** Your instructions **
Restate the full listing word for word and leave the pictures out.

** Data records **
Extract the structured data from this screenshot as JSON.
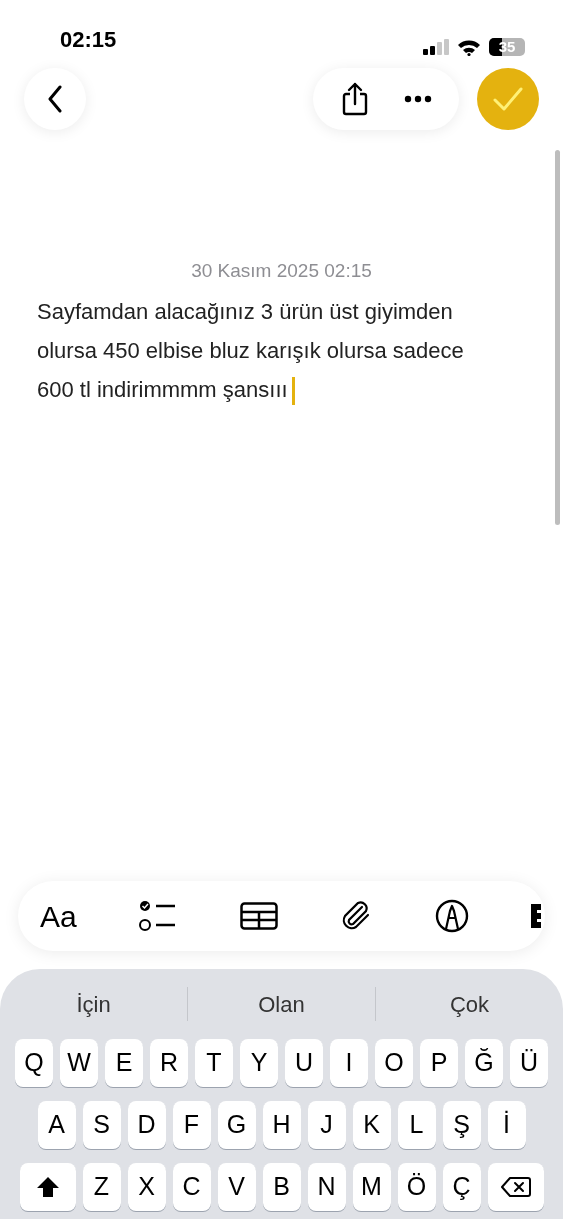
{
  "status_bar": {
    "time": "02:15",
    "battery": "35"
  },
  "note": {
    "date": "30 Kasım 2025 02:15",
    "body": "Sayfamdan alacağınız 3 ürün üst giyimden olursa 450 elbise bluz karışık olursa sadece 600 tl indirimmmm şansııı"
  },
  "toolbar": {
    "format_label": "Aa"
  },
  "keyboard": {
    "suggestions": [
      "İçin",
      "Olan",
      "Çok"
    ],
    "rows": [
      [
        {
          "kind": "letter",
          "label": "Q"
        },
        {
          "kind": "letter",
          "label": "W"
        },
        {
          "kind": "letter",
          "label": "E"
        },
        {
          "kind": "letter",
          "label": "R"
        },
        {
          "kind": "letter",
          "label": "T"
        },
        {
          "kind": "letter",
          "label": "Y"
        },
        {
          "kind": "letter",
          "label": "U"
        },
        {
          "kind": "letter",
          "label": "I"
        },
        {
          "kind": "letter",
          "label": "O"
        },
        {
          "kind": "letter",
          "label": "P"
        },
        {
          "kind": "letter",
          "label": "Ğ"
        },
        {
          "kind": "letter",
          "label": "Ü"
        }
      ],
      [
        {
          "kind": "letter",
          "label": "A"
        },
        {
          "kind": "letter",
          "label": "S"
        },
        {
          "kind": "letter",
          "label": "D"
        },
        {
          "kind": "letter",
          "label": "F"
        },
        {
          "kind": "letter",
          "label": "G"
        },
        {
          "kind": "letter",
          "label": "H"
        },
        {
          "kind": "letter",
          "label": "J"
        },
        {
          "kind": "letter",
          "label": "K"
        },
        {
          "kind": "letter",
          "label": "L"
        },
        {
          "kind": "letter",
          "label": "Ş"
        },
        {
          "kind": "letter",
          "label": "İ"
        }
      ],
      [
        {
          "kind": "shift"
        },
        {
          "kind": "letter",
          "label": "Z"
        },
        {
          "kind": "letter",
          "label": "X"
        },
        {
          "kind": "letter",
          "label": "C"
        },
        {
          "kind": "letter",
          "label": "V"
        },
        {
          "kind": "letter",
          "label": "B"
        },
        {
          "kind": "letter",
          "label": "N"
        },
        {
          "kind": "letter",
          "label": "M"
        },
        {
          "kind": "letter",
          "label": "Ö"
        },
        {
          "kind": "letter",
          "label": "Ç"
        },
        {
          "kind": "delete"
        }
      ]
    ]
  }
}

** Output **
Extract the structured data from this screenshot as JSON.
{
  "status_bar": {
    "time": "02:15",
    "battery": "35"
  },
  "note": {
    "date": "30 Kasım 2025 02:15",
    "body": "Sayfamdan alacağınız 3 ürün üst giyimden olursa 450 elbise bluz karışık olursa sadece 600 tl indirimmmm şansııı"
  },
  "toolbar": {
    "format_label": "Aa"
  },
  "keyboard": {
    "suggestions": [
      "İçin",
      "Olan",
      "Çok"
    ],
    "rows": [
      [
        {
          "kind": "letter",
          "label": "Q"
        },
        {
          "kind": "letter",
          "label": "W"
        },
        {
          "kind": "letter",
          "label": "E"
        },
        {
          "kind": "letter",
          "label": "R"
        },
        {
          "kind": "letter",
          "label": "T"
        },
        {
          "kind": "letter",
          "label": "Y"
        },
        {
          "kind": "letter",
          "label": "U"
        },
        {
          "kind": "letter",
          "label": "I"
        },
        {
          "kind": "letter",
          "label": "O"
        },
        {
          "kind": "letter",
          "label": "P"
        },
        {
          "kind": "letter",
          "label": "Ğ"
        },
        {
          "kind": "letter",
          "label": "Ü"
        }
      ],
      [
        {
          "kind": "letter",
          "label": "A"
        },
        {
          "kind": "letter",
          "label": "S"
        },
        {
          "kind": "letter",
          "label": "D"
        },
        {
          "kind": "letter",
          "label": "F"
        },
        {
          "kind": "letter",
          "label": "G"
        },
        {
          "kind": "letter",
          "label": "H"
        },
        {
          "kind": "letter",
          "label": "J"
        },
        {
          "kind": "letter",
          "label": "K"
        },
        {
          "kind": "letter",
          "label": "L"
        },
        {
          "kind": "letter",
          "label": "Ş"
        },
        {
          "kind": "letter",
          "label": "İ"
        }
      ],
      [
        {
          "kind": "shift"
        },
        {
          "kind": "letter",
          "label": "Z"
        },
        {
          "kind": "letter",
          "label": "X"
        },
        {
          "kind": "letter",
          "label": "C"
        },
        {
          "kind": "letter",
          "label": "V"
        },
        {
          "kind": "letter",
          "label": "B"
        },
        {
          "kind": "letter",
          "label": "N"
        },
        {
          "kind": "letter",
          "label": "M"
        },
        {
          "kind": "letter",
          "label": "Ö"
        },
        {
          "kind": "letter",
          "label": "Ç"
        },
        {
          "kind": "delete"
        }
      ]
    ]
  }
}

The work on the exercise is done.